▸ Exercise: Copy out the passage on contrast sensitivity and visual encoding below in full, word for word.

The spatiotemporal CSF of the visual system changes from low-pass to band-pass as a function of the mean luminance of the image (Bowker,
1983; Kelly,
1975; Koenderink & van Doorn,
1979; Robson,
1966; Snowden et al.,
1995). The band-pass tuning of the CSF implies a relative loss in the lower spatiotemporal frequencies at the higher mean luminance levels (Snowden et al.,
1995). Atick (
1992) and Dong and Atick (
1995) explained the band-pass tuning of the CSF with the idea that the visual system de-correlates spatiotemporal signals in combination with quantum (signal-dependent) noise assumptions. Our difficulty with a purely de-correlating encoding strategy arises from two arguments. First, an optimal encoder should at the very least be informed about the transfer function of the decoder (
Equation A9). Second, in the absence of intrinsic channel noise, the optimal encoding filter
E(
ω) need only smooth temporal signals to reduce input noise for low signal-to-(input) noise ratios. For high signal-to-noise ratios, the same system need only scale (multiplicatively suppress) signals in order that they may be squeezed through a communication channel and recovered. According to the single channel encoding model illustrated in
Figure 1, such an encoding scheme predicts that the net temporal transfer function of the visual system would be low-pass, which contradicts the band-pass temporal CSF that is observed empirically. A transient encoding scheme, however, can be justified under the circumstance where there is a constraint on the propagation of signals along the communication channel, in combination with channel noise. In the event of a noisy communication channel, the objective of the encoding filter should maximize the signal-to-noise ratio of the signals transmitted along the communication channel: a leaky-predictive coding strategy. By leaky, we refer to the principal of partial de-correlation (Langley,
2004; Webster,
1996). A global optimal leaky predictive-encoding strategy cannot, however, explain the transient threshold contrast functions reported here and by many other researchers (de Lange,
1958; Kelly,
1961; Roufs,
1972; Snowden et al.,
1995). This is because the white assumptions for sources of signal uncertainty, in combination with the low-pass (1/
ω) amplitude spectrum attributed to natural scenes (Dong & Atick,
1995), imply that a decoding filter could be introduced into the visual pathways that will invert any encoding transformation thus leading to a low-pass CSF. To explain the loss in visual sensitivity at low TFs, we have assumed, like others (Atick et al.,
1993), that there is a loss in information transmitted across a (neural) communication channel. The loss in this paper, arising from the assumption of a fixed decoding filter and source of signal uncertainty that we have posited to exist between the encoding and the decoding transformations.

▸ Data for review:

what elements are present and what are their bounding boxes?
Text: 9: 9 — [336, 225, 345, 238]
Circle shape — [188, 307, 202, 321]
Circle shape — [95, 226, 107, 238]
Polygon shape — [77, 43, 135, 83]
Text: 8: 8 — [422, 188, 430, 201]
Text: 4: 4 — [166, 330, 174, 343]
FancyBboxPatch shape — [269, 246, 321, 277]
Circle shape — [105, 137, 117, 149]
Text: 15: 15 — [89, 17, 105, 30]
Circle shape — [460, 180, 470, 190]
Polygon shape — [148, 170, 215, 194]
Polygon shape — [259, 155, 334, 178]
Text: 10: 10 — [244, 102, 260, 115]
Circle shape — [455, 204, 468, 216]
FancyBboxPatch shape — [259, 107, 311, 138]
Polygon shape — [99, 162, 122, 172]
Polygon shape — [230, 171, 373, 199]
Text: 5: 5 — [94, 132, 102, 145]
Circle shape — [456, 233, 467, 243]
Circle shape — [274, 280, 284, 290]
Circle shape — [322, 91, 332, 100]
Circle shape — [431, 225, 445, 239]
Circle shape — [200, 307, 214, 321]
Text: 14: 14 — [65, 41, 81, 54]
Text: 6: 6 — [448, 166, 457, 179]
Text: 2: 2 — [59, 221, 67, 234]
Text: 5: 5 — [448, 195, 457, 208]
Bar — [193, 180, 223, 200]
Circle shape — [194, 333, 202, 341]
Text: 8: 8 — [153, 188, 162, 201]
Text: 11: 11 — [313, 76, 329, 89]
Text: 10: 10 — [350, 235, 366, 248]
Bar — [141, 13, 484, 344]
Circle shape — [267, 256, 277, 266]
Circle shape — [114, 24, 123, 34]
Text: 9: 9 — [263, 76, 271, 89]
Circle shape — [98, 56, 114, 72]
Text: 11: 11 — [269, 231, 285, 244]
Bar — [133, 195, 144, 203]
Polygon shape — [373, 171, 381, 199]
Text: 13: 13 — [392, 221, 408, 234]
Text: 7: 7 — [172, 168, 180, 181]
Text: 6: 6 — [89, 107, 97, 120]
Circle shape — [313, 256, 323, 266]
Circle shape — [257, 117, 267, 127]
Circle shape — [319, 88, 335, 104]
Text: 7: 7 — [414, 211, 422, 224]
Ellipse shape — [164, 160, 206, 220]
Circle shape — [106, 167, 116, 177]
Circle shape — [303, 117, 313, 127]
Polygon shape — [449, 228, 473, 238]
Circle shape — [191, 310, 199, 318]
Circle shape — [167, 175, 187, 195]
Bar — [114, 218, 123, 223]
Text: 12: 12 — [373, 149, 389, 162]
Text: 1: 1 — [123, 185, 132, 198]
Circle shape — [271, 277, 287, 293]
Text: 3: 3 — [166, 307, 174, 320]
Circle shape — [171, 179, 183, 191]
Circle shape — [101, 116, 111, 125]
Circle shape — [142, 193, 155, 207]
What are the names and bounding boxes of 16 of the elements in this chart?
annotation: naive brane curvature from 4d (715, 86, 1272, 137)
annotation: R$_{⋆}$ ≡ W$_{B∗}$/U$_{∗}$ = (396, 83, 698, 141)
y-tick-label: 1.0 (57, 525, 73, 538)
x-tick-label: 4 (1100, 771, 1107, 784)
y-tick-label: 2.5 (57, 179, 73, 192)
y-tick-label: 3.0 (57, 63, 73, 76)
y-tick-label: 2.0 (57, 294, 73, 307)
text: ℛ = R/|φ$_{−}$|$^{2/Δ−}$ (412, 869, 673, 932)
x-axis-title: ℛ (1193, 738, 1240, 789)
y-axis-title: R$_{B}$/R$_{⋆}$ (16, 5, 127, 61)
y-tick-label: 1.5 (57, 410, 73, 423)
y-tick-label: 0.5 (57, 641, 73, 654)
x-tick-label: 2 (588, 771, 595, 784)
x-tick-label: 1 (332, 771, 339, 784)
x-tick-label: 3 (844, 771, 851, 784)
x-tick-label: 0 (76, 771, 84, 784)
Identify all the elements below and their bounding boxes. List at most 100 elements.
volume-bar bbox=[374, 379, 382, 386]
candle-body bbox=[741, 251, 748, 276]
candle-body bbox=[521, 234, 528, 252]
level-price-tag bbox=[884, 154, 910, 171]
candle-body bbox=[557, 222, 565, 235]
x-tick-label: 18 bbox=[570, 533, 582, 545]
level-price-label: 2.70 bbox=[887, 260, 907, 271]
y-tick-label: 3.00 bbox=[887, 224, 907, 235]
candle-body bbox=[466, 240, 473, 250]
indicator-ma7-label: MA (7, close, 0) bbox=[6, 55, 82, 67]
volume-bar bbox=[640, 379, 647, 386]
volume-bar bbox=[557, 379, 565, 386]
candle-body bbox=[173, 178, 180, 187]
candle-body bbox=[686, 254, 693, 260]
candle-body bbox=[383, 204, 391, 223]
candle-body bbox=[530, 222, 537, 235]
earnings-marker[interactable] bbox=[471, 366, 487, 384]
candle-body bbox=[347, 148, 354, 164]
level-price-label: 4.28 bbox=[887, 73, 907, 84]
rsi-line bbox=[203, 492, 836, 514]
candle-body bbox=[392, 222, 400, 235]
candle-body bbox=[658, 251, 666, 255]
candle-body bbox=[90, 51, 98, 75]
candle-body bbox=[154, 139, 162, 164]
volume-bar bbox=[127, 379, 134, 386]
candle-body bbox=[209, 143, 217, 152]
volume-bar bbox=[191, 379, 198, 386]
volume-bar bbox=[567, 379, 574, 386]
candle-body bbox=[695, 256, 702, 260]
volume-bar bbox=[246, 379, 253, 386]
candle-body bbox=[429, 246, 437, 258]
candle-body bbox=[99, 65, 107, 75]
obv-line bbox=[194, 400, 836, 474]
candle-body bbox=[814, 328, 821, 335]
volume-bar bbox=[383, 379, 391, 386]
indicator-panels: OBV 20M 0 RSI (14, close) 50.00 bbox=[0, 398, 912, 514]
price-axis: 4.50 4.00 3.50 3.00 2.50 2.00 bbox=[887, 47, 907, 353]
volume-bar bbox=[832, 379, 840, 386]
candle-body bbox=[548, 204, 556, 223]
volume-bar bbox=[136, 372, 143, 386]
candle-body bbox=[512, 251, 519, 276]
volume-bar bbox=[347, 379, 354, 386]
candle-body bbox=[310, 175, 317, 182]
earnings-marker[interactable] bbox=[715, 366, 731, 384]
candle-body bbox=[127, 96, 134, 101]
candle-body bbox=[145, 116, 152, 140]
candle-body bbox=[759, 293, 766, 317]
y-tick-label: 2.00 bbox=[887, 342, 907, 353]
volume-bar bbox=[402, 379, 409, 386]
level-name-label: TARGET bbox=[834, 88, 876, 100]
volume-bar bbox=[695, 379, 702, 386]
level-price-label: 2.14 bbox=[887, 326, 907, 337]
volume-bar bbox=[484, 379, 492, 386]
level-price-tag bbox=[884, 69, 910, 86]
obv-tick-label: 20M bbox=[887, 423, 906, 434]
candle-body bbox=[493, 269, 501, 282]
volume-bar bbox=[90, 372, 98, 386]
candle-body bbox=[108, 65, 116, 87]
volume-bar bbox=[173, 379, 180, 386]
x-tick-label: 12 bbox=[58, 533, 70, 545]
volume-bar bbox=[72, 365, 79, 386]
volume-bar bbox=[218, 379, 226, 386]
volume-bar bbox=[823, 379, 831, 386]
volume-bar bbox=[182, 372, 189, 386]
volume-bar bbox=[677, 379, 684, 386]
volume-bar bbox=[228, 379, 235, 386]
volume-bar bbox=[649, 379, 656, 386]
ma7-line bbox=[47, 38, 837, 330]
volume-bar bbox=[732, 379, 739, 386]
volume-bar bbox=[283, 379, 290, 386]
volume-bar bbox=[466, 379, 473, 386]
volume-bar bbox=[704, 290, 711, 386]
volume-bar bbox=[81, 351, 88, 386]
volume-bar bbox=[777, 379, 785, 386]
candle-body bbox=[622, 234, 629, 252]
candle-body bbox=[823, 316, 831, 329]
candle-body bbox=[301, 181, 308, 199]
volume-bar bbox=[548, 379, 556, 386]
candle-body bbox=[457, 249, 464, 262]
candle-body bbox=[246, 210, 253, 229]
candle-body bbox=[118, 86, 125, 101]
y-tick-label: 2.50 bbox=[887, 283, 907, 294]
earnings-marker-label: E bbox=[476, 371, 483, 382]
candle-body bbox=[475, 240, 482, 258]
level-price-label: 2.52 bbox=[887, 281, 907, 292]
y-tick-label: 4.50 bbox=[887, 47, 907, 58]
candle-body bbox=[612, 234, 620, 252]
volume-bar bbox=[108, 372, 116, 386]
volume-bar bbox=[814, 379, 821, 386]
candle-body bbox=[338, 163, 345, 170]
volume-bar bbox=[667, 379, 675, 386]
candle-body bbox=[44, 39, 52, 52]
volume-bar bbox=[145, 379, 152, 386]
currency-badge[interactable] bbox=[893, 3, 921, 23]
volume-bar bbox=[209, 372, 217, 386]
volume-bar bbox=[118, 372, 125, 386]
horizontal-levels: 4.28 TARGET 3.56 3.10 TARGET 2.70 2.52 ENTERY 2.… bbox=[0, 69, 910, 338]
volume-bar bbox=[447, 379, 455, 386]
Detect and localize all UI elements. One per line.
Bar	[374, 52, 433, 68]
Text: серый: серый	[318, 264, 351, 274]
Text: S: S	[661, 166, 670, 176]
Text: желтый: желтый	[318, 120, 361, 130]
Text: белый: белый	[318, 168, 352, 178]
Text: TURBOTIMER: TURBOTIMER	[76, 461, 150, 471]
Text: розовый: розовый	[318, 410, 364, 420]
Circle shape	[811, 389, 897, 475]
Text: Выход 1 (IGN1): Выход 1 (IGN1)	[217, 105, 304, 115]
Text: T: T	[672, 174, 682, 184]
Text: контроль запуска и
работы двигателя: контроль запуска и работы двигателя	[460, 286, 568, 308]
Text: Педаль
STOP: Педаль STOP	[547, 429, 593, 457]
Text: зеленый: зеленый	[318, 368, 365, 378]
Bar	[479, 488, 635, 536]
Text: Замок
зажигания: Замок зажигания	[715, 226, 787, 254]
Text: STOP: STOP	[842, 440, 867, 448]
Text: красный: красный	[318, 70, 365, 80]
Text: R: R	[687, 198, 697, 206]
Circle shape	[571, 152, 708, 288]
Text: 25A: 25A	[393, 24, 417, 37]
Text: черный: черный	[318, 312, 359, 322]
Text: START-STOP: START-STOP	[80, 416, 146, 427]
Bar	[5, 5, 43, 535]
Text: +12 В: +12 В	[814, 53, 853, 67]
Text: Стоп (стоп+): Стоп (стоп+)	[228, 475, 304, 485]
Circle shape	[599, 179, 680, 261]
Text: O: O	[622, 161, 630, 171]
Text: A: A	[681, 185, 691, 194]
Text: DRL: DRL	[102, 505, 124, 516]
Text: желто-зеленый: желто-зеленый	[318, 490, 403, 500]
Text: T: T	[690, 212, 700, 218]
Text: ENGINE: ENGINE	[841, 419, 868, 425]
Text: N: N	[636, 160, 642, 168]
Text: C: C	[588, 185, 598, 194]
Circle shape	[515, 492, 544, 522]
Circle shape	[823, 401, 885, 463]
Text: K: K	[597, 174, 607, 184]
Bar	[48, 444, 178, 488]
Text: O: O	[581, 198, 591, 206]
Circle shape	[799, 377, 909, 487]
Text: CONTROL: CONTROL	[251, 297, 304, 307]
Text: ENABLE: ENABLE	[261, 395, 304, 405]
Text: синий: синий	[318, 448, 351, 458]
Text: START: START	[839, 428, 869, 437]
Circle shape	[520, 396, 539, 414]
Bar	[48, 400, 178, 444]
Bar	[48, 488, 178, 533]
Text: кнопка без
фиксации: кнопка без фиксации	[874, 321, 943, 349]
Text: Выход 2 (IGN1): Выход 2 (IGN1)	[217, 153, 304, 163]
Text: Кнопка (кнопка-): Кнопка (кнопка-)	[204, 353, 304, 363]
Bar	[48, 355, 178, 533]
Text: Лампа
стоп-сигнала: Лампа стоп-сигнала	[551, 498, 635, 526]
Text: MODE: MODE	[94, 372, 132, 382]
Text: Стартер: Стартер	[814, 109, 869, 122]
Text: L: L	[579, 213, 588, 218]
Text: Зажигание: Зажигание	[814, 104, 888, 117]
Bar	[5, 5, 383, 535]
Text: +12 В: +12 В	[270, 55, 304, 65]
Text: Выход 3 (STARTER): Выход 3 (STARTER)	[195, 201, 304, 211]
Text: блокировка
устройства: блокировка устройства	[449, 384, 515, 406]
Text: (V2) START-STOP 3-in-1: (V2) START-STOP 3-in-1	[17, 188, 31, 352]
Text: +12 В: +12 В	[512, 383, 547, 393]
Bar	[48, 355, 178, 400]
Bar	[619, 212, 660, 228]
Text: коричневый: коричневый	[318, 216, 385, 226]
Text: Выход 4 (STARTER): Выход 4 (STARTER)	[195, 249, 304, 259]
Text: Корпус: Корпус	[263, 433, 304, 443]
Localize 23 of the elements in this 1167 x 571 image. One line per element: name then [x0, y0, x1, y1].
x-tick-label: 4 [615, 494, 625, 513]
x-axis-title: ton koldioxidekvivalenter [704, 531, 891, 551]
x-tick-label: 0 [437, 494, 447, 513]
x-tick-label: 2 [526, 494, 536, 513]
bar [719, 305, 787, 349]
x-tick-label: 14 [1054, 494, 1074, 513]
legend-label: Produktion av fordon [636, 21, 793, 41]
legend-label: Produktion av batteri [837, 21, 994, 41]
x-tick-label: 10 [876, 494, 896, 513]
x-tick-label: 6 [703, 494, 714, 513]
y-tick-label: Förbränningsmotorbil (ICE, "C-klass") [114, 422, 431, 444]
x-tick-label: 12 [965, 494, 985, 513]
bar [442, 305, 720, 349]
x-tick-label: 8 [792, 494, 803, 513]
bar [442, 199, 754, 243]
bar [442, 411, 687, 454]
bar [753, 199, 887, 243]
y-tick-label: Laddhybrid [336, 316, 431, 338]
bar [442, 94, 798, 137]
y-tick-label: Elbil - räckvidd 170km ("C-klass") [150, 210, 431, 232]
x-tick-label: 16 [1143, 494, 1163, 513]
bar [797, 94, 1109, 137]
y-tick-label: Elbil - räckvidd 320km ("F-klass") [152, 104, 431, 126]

▸ Output for this task:
The spatiotemporal CSF of the visual system changes from low-pass to band-pass as a function of the mean luminance of the image (Bowker,
1983; Kelly,
1975; Koenderink & van Doorn,
1979; Robson,
1966; Snowden et al.,
1995). The band-pass tuning of the CSF implies a relative loss in the lower spatiotemporal frequencies at the higher mean luminance levels (Snowden et al.,
1995). Atick (
1992) and Dong and Atick (
1995) explained the band-pass tuning of the CSF with the idea that the visual system de-correlates spatiotemporal signals in combination with quantum (signal-dependent) noise assumptions. Our difficulty with a purely de-correlating encoding strategy arises from two arguments. First, an optimal encoder should at the very least be informed about the transfer function of the decoder (
Equation A9). Second, in the absence of intrinsic channel noise, the optimal encoding filter
E(
ω) need only smooth temporal signals to reduce input noise for low signal-to-(input) noise ratios. For high signal-to-noise ratios, the same system need only scale (multiplicatively suppress) signals in order that they may be squeezed through a communication channel and recovered. According to the single channel encoding model illustrated in
Figure 1, such an encoding scheme predicts that the net temporal transfer function of the visual system would be low-pass, which contradicts the band-pass temporal CSF that is observed empirically. A transient encoding scheme, however, can be justified under the circumstance where there is a constraint on the propagation of signals along the communication channel, in combination with channel noise. In the event of a noisy communication channel, the objective of the encoding filter should maximize the signal-to-noise ratio of the signals transmitted along the communication channel: a leaky-predictive coding strategy. By leaky, we refer to the principal of partial de-correlation (Langley,
2004; Webster,
1996). A global optimal leaky predictive-encoding strategy cannot, however, explain the transient threshold contrast functions reported here and by many other researchers (de Lange,
1958; Kelly,
1961; Roufs,
1972; Snowden et al.,
1995). This is because the white assumptions for sources of signal uncertainty, in combination with the low-pass (1/
ω) amplitude spectrum attributed to natural scenes (Dong & Atick,
1995), imply that a decoding filter could be introduced into the visual pathways that will invert any encoding transformation thus leading to a low-pass CSF. To explain the loss in visual sensitivity at low TFs, we have assumed, like others (Atick et al.,
1993), that there is a loss in information transmitted across a (neural) communication channel. The loss in this paper, arising from the assumption of a fixed decoding filter and source of signal uncertainty that we have posited to exist between the encoding and the decoding transformations.